» READING TEXT
▬▬▬▬▬▬
By refusing to make a concerted push to change existing cannabis policy, the federal government has completely failed its citizens. Last month, the Drug Enforcement Administration refused to remove marijuana from classification as a “Schedule 1” drug, a label reserved solely for “drugs that have a high potential for abuse with no offsetting, accepted medical use.” Of 60 peer-reviewed studies on marijuana between 1990 to 2014, 41 of them found marijuana use yielded positive benefits, treating conditions ranging from pain and Parkinson’s to AIDS and MS. Only five found no use for treating the targeted condition.

Congress refuses to take action, electing instead to leave marijuana federally illegal under the 1970 Controlled Substances Act. Advances over the last 40 years in scientific research and public opinion — 54 percent of Americans support legalization — have been completely disregarded. While the DEA continues to place marijuana on the same level as heroin, the Department of Justice sheds light on the complete hypocrisy of the system. Since a recent appeals court ruling, the DOJ has been prevented from using money to interfere with existing state medical marijuana law despite being congressionally ordered to do it. Even though cannabis is federally illegal, the Department allows states to enact wildly different policies, with half of the states legalizing the use of cannabis for documented medical purposes and four for recreational means.

Justice becomes a muddled aspiration in a system where an agency passes on enforcement of some laws yet vigorously prosecutes others. Where’s the fairness when our Justice Department allows kids in Washington to smoke pot with their friends but would forcefully prosecute a medical marijuana business in Alabama? The fault lies not with the department itself but rather with the hypocritical nature of our laws and institutions.
▬▬▬▬▬▬
» DATA

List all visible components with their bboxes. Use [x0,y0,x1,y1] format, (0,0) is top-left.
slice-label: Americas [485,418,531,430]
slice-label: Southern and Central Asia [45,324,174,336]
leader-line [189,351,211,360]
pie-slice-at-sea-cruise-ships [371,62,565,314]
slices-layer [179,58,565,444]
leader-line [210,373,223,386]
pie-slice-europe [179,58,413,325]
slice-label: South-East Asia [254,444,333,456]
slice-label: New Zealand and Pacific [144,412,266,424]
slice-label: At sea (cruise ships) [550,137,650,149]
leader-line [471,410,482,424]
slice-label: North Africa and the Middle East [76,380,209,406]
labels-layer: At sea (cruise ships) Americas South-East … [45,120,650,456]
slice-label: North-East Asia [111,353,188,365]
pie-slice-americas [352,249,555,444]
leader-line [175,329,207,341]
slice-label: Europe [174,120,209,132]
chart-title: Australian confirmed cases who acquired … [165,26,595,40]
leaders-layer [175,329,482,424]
▬▬▬▬▬▬
» INSTRUCTIONS FOR THE TASK
Please reproduce the passage of the cannabis policy text starting at "By refusing to" and ending at "the targeted condition.".

» RESULT OF THE TASK
By refusing to make a concerted push to change existing cannabis policy, the federal government has completely failed its citizens. Last month, the Drug Enforcement Administration refused to remove marijuana from classification as a “Schedule 1” drug, a label reserved solely for “drugs that have a high potential for abuse with no offsetting, accepted medical use.” Of 60 peer-reviewed studies on marijuana between 1990 to 2014, 41 of them found marijuana use yielded positive benefits, treating conditions ranging from pain and Parkinson’s to AIDS and MS. Only five found no use for treating the targeted condition.